[Records of where the elements appear]
## Start
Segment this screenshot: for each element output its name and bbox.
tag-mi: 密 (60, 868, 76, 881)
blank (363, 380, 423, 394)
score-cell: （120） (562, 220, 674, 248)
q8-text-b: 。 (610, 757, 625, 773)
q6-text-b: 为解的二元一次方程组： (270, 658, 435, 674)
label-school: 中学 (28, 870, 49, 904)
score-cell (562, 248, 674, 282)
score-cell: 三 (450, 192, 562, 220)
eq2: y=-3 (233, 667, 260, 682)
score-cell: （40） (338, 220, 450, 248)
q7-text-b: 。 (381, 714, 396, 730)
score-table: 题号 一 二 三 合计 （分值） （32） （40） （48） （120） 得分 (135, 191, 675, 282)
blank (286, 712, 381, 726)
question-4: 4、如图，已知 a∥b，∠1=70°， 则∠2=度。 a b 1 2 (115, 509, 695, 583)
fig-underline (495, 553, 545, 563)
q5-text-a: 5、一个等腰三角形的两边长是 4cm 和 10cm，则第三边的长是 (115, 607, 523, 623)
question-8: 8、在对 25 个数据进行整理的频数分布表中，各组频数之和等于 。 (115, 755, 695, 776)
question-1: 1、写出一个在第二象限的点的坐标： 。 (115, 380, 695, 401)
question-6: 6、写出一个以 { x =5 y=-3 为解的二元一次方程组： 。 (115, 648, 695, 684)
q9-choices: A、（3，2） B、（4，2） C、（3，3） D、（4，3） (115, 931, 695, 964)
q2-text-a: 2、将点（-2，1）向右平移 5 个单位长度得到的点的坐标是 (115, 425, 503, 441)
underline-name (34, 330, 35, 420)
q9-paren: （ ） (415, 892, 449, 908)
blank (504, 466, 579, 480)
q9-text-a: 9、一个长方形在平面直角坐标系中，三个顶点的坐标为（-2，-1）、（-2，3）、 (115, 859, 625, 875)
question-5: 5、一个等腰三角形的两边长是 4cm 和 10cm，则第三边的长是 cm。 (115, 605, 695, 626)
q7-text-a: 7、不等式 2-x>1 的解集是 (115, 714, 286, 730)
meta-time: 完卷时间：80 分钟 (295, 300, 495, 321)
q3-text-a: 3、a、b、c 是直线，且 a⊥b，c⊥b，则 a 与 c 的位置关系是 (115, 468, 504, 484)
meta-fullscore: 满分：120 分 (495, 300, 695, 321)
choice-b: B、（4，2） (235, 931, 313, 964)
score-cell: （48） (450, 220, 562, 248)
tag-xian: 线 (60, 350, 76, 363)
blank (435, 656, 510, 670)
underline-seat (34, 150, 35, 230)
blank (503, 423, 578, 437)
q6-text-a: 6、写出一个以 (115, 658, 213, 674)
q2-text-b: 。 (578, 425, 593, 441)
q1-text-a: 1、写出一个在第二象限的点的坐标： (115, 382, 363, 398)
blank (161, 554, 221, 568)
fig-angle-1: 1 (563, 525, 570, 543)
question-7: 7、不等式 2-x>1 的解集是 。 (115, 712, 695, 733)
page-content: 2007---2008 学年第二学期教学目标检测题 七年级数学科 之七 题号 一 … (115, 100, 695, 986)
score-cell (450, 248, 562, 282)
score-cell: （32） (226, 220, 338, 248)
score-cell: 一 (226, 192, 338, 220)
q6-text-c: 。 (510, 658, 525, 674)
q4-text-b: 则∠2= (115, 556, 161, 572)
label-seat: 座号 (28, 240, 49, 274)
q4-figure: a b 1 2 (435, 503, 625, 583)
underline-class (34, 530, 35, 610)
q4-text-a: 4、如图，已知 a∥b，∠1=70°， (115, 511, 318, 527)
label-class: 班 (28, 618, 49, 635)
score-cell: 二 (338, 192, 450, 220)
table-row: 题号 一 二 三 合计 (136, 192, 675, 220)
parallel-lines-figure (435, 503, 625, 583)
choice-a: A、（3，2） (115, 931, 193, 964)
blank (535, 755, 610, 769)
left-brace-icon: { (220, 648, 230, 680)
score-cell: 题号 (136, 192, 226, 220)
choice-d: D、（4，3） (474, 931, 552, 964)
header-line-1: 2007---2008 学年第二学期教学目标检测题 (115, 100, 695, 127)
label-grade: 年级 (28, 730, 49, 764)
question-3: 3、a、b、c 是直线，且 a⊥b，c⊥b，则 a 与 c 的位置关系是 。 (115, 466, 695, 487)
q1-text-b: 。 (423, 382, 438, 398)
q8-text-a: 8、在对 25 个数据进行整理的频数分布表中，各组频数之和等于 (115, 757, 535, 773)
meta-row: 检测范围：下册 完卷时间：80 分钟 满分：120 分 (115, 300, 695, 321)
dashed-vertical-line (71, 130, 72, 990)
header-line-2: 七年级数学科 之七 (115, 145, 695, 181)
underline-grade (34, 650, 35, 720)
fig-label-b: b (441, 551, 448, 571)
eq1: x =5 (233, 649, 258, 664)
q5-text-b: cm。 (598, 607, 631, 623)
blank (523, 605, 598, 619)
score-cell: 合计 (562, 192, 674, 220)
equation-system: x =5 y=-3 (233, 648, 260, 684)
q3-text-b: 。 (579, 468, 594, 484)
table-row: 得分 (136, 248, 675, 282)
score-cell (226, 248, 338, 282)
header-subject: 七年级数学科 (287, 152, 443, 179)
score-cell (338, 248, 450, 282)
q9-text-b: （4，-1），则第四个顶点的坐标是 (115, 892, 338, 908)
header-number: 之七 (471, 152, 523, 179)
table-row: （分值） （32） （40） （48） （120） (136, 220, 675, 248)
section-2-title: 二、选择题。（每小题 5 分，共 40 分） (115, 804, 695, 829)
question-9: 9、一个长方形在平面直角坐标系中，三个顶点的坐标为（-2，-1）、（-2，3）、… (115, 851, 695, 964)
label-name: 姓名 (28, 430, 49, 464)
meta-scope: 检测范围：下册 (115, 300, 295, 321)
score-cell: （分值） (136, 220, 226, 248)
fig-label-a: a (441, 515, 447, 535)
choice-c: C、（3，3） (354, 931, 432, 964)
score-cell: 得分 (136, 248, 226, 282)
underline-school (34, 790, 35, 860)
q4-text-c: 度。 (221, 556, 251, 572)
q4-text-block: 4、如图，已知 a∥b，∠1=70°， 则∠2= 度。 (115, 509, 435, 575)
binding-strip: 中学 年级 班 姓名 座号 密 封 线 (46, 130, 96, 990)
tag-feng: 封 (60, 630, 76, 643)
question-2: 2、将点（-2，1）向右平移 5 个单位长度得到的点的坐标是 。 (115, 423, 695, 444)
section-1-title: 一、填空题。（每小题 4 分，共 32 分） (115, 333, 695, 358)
## End
**What the task requires**:
Reproduce, word for word, the lines from the start of the records through the line containing "eq2: y=-3 (233, 667, 260, 682)", including both ends.

**Task response**:
Segment this screenshot: for each element output its name and bbox.
tag-mi: 密 (60, 868, 76, 881)
blank (363, 380, 423, 394)
score-cell: （120） (562, 220, 674, 248)
q8-text-b: 。 (610, 757, 625, 773)
q6-text-b: 为解的二元一次方程组： (270, 658, 435, 674)
label-school: 中学 (28, 870, 49, 904)
score-cell (562, 248, 674, 282)
score-cell: 三 (450, 192, 562, 220)
eq2: y=-3 (233, 667, 260, 682)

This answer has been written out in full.